Directions: Reproduce exactly the lines from the line containing "Give me the" through the end of the records below, including both ends, and nothing else.

(Stored data entries)
>>

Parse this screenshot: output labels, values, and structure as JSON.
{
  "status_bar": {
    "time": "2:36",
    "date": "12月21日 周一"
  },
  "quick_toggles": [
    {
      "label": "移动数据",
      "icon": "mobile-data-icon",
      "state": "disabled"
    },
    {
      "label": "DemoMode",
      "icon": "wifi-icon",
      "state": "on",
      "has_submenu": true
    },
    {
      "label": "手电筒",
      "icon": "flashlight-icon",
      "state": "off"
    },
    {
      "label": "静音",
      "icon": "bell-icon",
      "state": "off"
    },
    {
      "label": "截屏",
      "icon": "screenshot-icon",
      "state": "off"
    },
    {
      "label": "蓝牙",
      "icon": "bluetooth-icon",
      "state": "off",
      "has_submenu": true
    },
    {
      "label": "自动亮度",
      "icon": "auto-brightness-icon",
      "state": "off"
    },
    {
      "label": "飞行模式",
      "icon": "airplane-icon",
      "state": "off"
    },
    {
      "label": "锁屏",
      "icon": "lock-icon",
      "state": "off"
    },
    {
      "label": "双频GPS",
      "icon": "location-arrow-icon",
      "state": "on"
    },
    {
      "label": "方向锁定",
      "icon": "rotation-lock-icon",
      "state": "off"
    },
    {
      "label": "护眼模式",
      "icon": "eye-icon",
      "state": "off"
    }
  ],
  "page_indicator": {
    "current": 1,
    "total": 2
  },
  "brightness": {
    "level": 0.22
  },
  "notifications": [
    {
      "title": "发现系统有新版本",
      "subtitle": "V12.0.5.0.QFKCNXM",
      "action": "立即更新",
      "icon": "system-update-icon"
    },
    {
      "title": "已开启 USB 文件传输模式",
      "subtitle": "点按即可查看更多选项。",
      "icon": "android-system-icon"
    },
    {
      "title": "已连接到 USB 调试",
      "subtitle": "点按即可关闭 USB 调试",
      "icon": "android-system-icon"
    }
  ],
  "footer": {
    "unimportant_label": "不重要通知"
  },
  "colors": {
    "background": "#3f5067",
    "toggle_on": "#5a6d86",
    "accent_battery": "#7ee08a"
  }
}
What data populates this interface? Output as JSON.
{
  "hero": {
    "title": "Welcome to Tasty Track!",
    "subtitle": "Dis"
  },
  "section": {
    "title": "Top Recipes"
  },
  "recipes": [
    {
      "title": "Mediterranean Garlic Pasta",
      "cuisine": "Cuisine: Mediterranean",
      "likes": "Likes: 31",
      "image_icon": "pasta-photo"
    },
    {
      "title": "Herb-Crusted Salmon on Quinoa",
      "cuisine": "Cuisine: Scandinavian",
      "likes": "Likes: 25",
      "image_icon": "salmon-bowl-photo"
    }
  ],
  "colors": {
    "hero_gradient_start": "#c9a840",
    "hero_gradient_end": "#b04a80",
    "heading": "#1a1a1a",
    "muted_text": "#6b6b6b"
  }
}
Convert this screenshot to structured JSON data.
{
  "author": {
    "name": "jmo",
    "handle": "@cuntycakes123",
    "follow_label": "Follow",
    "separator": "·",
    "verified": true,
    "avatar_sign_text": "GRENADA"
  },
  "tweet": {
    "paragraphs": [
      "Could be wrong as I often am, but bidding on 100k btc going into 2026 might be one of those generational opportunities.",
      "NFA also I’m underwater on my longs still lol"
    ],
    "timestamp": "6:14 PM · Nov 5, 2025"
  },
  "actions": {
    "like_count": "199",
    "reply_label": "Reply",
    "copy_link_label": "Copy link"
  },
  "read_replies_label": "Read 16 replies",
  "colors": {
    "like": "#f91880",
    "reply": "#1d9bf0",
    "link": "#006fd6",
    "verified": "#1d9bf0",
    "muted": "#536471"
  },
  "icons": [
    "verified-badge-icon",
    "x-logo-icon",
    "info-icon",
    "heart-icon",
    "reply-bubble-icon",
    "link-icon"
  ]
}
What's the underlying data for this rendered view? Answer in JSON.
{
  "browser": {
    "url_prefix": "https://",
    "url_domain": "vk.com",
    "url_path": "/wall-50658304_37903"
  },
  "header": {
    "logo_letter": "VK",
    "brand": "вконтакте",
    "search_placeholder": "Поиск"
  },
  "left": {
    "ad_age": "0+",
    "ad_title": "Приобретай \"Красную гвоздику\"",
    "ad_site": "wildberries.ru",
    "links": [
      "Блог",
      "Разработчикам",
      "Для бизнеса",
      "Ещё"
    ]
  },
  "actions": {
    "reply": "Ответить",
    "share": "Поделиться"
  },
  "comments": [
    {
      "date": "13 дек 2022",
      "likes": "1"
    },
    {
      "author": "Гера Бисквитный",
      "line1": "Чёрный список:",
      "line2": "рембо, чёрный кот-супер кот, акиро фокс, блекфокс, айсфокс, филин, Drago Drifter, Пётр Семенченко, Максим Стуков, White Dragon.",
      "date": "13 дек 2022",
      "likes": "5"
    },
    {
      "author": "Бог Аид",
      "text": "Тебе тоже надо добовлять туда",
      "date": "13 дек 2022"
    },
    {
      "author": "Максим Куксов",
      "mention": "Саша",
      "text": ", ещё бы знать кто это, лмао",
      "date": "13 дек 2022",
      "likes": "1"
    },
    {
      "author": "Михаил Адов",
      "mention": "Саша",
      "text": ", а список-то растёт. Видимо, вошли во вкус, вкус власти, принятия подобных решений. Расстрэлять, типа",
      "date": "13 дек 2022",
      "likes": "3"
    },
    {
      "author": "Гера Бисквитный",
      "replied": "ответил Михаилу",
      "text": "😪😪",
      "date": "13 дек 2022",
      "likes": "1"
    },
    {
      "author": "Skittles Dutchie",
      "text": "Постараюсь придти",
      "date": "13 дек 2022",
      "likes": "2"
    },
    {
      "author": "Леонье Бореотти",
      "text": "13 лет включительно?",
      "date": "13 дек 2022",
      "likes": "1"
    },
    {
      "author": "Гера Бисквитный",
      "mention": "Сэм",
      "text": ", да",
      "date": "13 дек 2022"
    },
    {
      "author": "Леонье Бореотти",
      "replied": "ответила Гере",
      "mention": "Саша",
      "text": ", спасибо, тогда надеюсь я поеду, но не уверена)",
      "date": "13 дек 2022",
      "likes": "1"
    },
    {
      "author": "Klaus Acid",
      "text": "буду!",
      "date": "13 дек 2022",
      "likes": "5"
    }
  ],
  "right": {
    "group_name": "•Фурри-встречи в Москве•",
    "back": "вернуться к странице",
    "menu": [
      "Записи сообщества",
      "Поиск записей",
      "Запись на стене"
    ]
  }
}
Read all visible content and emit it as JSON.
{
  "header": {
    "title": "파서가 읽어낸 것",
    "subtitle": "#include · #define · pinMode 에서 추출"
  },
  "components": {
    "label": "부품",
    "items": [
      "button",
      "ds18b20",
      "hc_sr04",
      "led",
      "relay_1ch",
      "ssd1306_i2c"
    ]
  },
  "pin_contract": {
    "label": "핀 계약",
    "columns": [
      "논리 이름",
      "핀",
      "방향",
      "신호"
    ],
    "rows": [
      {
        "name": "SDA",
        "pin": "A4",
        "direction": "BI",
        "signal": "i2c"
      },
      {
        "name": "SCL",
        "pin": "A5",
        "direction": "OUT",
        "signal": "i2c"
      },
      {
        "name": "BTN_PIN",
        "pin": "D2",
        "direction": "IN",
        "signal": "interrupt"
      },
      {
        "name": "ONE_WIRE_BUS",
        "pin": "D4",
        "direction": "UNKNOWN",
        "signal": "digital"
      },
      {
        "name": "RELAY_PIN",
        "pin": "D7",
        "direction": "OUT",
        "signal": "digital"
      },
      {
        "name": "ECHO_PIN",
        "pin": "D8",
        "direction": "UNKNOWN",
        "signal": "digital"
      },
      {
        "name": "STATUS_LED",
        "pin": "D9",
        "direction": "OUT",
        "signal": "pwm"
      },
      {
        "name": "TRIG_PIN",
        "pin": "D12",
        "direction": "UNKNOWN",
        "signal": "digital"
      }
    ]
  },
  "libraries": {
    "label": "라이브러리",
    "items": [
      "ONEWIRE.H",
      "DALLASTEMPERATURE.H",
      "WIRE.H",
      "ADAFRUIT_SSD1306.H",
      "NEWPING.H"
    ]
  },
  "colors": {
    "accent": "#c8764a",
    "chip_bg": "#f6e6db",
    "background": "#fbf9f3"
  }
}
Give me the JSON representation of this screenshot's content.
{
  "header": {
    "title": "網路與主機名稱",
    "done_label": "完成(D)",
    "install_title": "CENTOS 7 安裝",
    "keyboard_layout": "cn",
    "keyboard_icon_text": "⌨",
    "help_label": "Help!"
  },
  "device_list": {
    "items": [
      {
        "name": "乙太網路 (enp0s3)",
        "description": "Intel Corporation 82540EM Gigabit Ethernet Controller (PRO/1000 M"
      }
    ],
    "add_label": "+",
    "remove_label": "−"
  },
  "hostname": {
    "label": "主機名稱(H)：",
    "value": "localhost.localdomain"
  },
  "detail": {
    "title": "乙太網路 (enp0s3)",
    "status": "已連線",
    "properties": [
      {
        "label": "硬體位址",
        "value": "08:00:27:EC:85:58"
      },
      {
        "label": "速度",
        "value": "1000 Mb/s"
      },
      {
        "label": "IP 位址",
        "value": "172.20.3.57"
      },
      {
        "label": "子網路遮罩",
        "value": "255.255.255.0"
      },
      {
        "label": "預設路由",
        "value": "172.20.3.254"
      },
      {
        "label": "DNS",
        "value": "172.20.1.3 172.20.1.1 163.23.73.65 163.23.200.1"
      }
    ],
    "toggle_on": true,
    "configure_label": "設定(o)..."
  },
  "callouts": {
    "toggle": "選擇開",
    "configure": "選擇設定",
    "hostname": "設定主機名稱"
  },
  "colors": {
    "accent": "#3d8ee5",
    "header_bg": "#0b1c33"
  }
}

<<

Completed task:
Give me the JSON representation of this screenshot's content.
{
  "header": {
    "title": "網路與主機名稱",
    "done_label": "完成(D)",
    "install_title": "CENTOS 7 安裝",
    "keyboard_layout": "cn",
    "keyboard_icon_text": "⌨",
    "help_label": "Help!"
  },
  "device_list": {
    "items": [
      {
        "name": "乙太網路 (enp0s3)",
        "description": "Intel Corporation 82540EM Gigabit Ethernet Controller (PRO/1000 M"
      }
    ],
    "add_label": "+",
    "remove_label": "−"
  },
  "hostname": {
    "label": "主機名稱(H)：",
    "value": "localhost.localdomain"
  },
  "detail": {
    "title": "乙太網路 (enp0s3)",
    "status": "已連線",
    "properties": [
      {
        "label": "硬體位址",
        "value": "08:00:27:EC:85:58"
      },
      {
        "label": "速度",
        "value": "1000 Mb/s"
      },
      {
        "label": "IP 位址",
        "value": "172.20.3.57"
      },
      {
        "label": "子網路遮罩",
        "value": "255.255.255.0"
      },
      {
        "label": "預設路由",
        "value": "172.20.3.254"
      },
      {
        "label": "DNS",
        "value": "172.20.1.3 172.20.1.1 163.23.73.65 163.23.200.1"
      }
    ],
    "toggle_on": true,
    "configure_label": "設定(o)..."
  },
  "callouts": {
    "toggle": "選擇開",
    "configure": "選擇設定",
    "hostname": "設定主機名稱"
  },
  "colors": {
    "accent": "#3d8ee5",
    "header_bg": "#0b1c33"
  }
}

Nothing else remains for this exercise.